* What you should do:
Reproduce every line of the following data verbatim, without any alteration.
****************************************
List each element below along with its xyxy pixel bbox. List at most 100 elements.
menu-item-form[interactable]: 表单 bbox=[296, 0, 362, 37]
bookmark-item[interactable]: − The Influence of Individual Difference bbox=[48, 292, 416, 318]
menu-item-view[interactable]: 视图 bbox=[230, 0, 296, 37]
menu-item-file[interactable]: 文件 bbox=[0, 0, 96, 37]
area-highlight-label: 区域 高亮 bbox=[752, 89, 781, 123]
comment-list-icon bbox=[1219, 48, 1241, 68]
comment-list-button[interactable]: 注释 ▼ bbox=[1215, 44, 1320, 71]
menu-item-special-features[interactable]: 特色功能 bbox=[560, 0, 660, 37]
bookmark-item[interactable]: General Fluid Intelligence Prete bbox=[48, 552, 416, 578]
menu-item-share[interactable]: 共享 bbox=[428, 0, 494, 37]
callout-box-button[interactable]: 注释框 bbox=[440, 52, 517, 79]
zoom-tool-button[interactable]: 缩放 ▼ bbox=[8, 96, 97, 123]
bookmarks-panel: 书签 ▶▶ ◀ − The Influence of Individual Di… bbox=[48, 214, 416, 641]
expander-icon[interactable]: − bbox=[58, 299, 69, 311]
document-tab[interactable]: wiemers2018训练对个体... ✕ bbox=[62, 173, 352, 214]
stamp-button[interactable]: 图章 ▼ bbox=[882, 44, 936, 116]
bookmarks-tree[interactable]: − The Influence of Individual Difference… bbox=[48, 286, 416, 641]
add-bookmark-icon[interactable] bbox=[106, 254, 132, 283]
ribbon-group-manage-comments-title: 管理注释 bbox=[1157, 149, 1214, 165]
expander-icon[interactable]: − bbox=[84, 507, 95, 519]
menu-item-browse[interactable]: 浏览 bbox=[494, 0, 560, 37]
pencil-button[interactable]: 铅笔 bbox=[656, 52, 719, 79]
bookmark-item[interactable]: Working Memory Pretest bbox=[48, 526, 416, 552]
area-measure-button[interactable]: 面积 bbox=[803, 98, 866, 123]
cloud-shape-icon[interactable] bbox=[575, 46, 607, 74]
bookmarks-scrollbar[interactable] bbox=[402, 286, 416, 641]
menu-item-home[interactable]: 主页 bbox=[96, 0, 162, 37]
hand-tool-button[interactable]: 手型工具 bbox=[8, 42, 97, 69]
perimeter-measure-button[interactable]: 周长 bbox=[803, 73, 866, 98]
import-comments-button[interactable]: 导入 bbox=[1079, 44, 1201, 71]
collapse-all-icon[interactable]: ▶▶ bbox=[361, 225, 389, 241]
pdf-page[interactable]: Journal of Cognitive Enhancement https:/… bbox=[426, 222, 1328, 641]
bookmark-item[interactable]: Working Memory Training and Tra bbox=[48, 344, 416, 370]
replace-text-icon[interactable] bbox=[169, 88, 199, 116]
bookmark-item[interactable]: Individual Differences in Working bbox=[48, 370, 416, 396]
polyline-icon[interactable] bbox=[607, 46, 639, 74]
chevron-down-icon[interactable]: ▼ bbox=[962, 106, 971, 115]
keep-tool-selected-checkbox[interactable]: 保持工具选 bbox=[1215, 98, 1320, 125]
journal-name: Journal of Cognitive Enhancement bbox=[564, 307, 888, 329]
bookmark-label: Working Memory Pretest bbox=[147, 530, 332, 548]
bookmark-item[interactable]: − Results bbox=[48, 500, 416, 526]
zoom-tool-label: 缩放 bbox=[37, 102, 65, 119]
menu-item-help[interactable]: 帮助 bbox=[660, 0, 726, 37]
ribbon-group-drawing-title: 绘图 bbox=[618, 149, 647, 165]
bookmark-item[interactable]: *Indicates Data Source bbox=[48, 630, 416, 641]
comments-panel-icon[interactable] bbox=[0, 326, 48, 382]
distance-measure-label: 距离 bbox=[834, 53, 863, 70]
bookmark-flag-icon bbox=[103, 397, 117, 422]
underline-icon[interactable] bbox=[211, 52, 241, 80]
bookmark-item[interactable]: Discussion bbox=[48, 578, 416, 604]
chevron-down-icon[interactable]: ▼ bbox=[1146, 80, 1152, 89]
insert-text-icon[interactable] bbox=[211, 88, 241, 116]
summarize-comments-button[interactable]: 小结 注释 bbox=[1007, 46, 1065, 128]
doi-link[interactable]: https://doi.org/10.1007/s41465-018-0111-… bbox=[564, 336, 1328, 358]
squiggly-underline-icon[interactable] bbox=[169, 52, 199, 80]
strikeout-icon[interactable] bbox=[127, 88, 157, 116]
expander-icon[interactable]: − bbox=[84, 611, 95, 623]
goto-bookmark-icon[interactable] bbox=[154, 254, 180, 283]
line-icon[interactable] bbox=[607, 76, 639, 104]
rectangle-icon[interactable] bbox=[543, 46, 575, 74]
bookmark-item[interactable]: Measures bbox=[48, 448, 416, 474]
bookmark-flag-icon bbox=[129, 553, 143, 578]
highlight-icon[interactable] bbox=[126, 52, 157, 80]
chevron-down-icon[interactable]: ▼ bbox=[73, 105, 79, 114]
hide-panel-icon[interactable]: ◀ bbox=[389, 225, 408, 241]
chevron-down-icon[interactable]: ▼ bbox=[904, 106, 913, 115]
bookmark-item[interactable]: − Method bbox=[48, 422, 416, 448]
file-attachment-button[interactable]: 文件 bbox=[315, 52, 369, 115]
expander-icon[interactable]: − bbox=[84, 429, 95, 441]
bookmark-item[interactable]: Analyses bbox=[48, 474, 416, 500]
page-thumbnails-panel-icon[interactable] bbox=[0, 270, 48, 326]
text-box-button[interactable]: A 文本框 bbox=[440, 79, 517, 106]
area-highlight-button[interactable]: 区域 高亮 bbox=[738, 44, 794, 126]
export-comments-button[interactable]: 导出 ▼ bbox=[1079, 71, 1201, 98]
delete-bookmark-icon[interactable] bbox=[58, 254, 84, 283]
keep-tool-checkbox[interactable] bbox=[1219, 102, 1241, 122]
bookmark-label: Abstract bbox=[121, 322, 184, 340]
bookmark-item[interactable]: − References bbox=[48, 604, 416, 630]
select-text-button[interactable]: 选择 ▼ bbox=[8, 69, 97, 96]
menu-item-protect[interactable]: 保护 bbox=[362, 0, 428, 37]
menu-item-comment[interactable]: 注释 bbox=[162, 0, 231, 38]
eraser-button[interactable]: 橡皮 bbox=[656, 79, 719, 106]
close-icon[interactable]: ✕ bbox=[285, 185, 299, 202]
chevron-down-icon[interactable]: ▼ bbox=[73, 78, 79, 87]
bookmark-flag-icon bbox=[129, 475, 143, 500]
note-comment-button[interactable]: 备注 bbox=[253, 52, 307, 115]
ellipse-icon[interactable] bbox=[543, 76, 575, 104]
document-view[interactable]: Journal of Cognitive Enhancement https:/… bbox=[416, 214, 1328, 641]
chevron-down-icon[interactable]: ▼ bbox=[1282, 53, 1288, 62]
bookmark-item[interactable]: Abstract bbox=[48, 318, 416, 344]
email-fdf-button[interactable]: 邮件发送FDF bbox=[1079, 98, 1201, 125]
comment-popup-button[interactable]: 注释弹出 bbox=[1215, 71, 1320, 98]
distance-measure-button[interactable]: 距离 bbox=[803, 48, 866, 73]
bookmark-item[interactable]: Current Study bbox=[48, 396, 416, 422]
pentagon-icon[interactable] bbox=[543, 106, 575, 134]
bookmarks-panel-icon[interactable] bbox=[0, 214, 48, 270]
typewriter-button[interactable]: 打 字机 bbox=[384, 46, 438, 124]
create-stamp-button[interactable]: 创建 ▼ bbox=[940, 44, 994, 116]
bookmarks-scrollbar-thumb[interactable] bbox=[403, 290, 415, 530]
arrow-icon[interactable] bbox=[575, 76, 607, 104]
****************************************
* Task solution:
List each element below along with its xyxy pixel bbox. List at most 100 elements.
menu-item-form[interactable]: 表单 bbox=[296, 0, 362, 37]
bookmark-item[interactable]: − The Influence of Individual Difference bbox=[48, 292, 416, 318]
menu-item-view[interactable]: 视图 bbox=[230, 0, 296, 37]
menu-item-file[interactable]: 文件 bbox=[0, 0, 96, 37]
area-highlight-label: 区域 高亮 bbox=[752, 89, 781, 123]
comment-list-icon bbox=[1219, 48, 1241, 68]
comment-list-button[interactable]: 注释 ▼ bbox=[1215, 44, 1320, 71]
menu-item-special-features[interactable]: 特色功能 bbox=[560, 0, 660, 37]
bookmark-item[interactable]: General Fluid Intelligence Prete bbox=[48, 552, 416, 578]
menu-item-share[interactable]: 共享 bbox=[428, 0, 494, 37]
callout-box-button[interactable]: 注释框 bbox=[440, 52, 517, 79]
zoom-tool-button[interactable]: 缩放 ▼ bbox=[8, 96, 97, 123]
bookmarks-panel: 书签 ▶▶ ◀ − The Influence of Individual Di… bbox=[48, 214, 416, 641]
expander-icon[interactable]: − bbox=[58, 299, 69, 311]
document-tab[interactable]: wiemers2018训练对个体... ✕ bbox=[62, 173, 352, 214]
stamp-button[interactable]: 图章 ▼ bbox=[882, 44, 936, 116]
bookmarks-tree[interactable]: − The Influence of Individual Difference… bbox=[48, 286, 416, 641]
add-bookmark-icon[interactable] bbox=[106, 254, 132, 283]
ribbon-group-manage-comments-title: 管理注释 bbox=[1157, 149, 1214, 165]
expander-icon[interactable]: − bbox=[84, 507, 95, 519]
menu-item-browse[interactable]: 浏览 bbox=[494, 0, 560, 37]
pencil-button[interactable]: 铅笔 bbox=[656, 52, 719, 79]
bookmark-item[interactable]: Working Memory Pretest bbox=[48, 526, 416, 552]
area-measure-button[interactable]: 面积 bbox=[803, 98, 866, 123]
cloud-shape-icon[interactable] bbox=[575, 46, 607, 74]
bookmarks-scrollbar[interactable] bbox=[402, 286, 416, 641]
menu-item-home[interactable]: 主页 bbox=[96, 0, 162, 37]
hand-tool-button[interactable]: 手型工具 bbox=[8, 42, 97, 69]
perimeter-measure-button[interactable]: 周长 bbox=[803, 73, 866, 98]
import-comments-button[interactable]: 导入 bbox=[1079, 44, 1201, 71]
collapse-all-icon[interactable]: ▶▶ bbox=[361, 225, 389, 241]
pdf-page[interactable]: Journal of Cognitive Enhancement https:/… bbox=[426, 222, 1328, 641]
bookmark-item[interactable]: Working Memory Training and Tra bbox=[48, 344, 416, 370]
replace-text-icon[interactable] bbox=[169, 88, 199, 116]
bookmark-item[interactable]: Individual Differences in Working bbox=[48, 370, 416, 396]
polyline-icon[interactable] bbox=[607, 46, 639, 74]
chevron-down-icon[interactable]: ▼ bbox=[962, 106, 971, 115]
keep-tool-selected-checkbox[interactable]: 保持工具选 bbox=[1215, 98, 1320, 125]
journal-name: Journal of Cognitive Enhancement bbox=[564, 307, 888, 329]
bookmark-label: Working Memory Pretest bbox=[147, 530, 332, 548]
bookmark-item[interactable]: − Results bbox=[48, 500, 416, 526]
zoom-tool-label: 缩放 bbox=[37, 102, 65, 119]
menu-item-help[interactable]: 帮助 bbox=[660, 0, 726, 37]
ribbon-group-drawing-title: 绘图 bbox=[618, 149, 647, 165]
bookmark-item[interactable]: *Indicates Data Source bbox=[48, 630, 416, 641]
comments-panel-icon[interactable] bbox=[0, 326, 48, 382]
distance-measure-label: 距离 bbox=[834, 53, 863, 70]
bookmark-flag-icon bbox=[103, 397, 117, 422]
underline-icon[interactable] bbox=[211, 52, 241, 80]
bookmark-item[interactable]: Discussion bbox=[48, 578, 416, 604]
chevron-down-icon[interactable]: ▼ bbox=[1146, 80, 1152, 89]
insert-text-icon[interactable] bbox=[211, 88, 241, 116]
summarize-comments-button[interactable]: 小结 注释 bbox=[1007, 46, 1065, 128]
doi-link[interactable]: https://doi.org/10.1007/s41465-018-0111-… bbox=[564, 336, 1328, 358]
squiggly-underline-icon[interactable] bbox=[169, 52, 199, 80]
strikeout-icon[interactable] bbox=[127, 88, 157, 116]
expander-icon[interactable]: − bbox=[84, 611, 95, 623]
goto-bookmark-icon[interactable] bbox=[154, 254, 180, 283]
line-icon[interactable] bbox=[607, 76, 639, 104]
rectangle-icon[interactable] bbox=[543, 46, 575, 74]
bookmark-item[interactable]: Measures bbox=[48, 448, 416, 474]
bookmark-flag-icon bbox=[129, 553, 143, 578]
highlight-icon[interactable] bbox=[126, 52, 157, 80]
chevron-down-icon[interactable]: ▼ bbox=[73, 105, 79, 114]
hide-panel-icon[interactable]: ◀ bbox=[389, 225, 408, 241]
chevron-down-icon[interactable]: ▼ bbox=[904, 106, 913, 115]
bookmark-item[interactable]: − Method bbox=[48, 422, 416, 448]
file-attachment-button[interactable]: 文件 bbox=[315, 52, 369, 115]
expander-icon[interactable]: − bbox=[84, 429, 95, 441]
bookmark-item[interactable]: Analyses bbox=[48, 474, 416, 500]
page-thumbnails-panel-icon[interactable] bbox=[0, 270, 48, 326]
text-box-button[interactable]: A 文本框 bbox=[440, 79, 517, 106]
area-highlight-button[interactable]: 区域 高亮 bbox=[738, 44, 794, 126]
export-comments-button[interactable]: 导出 ▼ bbox=[1079, 71, 1201, 98]
delete-bookmark-icon[interactable] bbox=[58, 254, 84, 283]
keep-tool-checkbox[interactable] bbox=[1219, 102, 1241, 122]
bookmark-label: Abstract bbox=[121, 322, 184, 340]
bookmark-item[interactable]: − References bbox=[48, 604, 416, 630]
select-text-button[interactable]: 选择 ▼ bbox=[8, 69, 97, 96]
menu-item-protect[interactable]: 保护 bbox=[362, 0, 428, 37]
menu-item-comment[interactable]: 注释 bbox=[162, 0, 231, 38]
eraser-button[interactable]: 橡皮 bbox=[656, 79, 719, 106]
close-icon[interactable]: ✕ bbox=[285, 185, 299, 202]
chevron-down-icon[interactable]: ▼ bbox=[73, 78, 79, 87]
bookmark-flag-icon bbox=[129, 475, 143, 500]
note-comment-button[interactable]: 备注 bbox=[253, 52, 307, 115]
ellipse-icon[interactable] bbox=[543, 76, 575, 104]
document-view[interactable]: Journal of Cognitive Enhancement https:/… bbox=[416, 214, 1328, 641]
chevron-down-icon[interactable]: ▼ bbox=[1282, 53, 1288, 62]
bookmark-item[interactable]: Abstract bbox=[48, 318, 416, 344]
email-fdf-button[interactable]: 邮件发送FDF bbox=[1079, 98, 1201, 125]
comment-popup-button[interactable]: 注释弹出 bbox=[1215, 71, 1320, 98]
distance-measure-button[interactable]: 距离 bbox=[803, 48, 866, 73]
bookmark-item[interactable]: Current Study bbox=[48, 396, 416, 422]
pentagon-icon[interactable] bbox=[543, 106, 575, 134]
bookmarks-panel-icon[interactable] bbox=[0, 214, 48, 270]
typewriter-button[interactable]: 打 字机 bbox=[384, 46, 438, 124]
create-stamp-button[interactable]: 创建 ▼ bbox=[940, 44, 994, 116]
bookmarks-scrollbar-thumb[interactable] bbox=[403, 290, 415, 530]
arrow-icon[interactable] bbox=[575, 76, 607, 104]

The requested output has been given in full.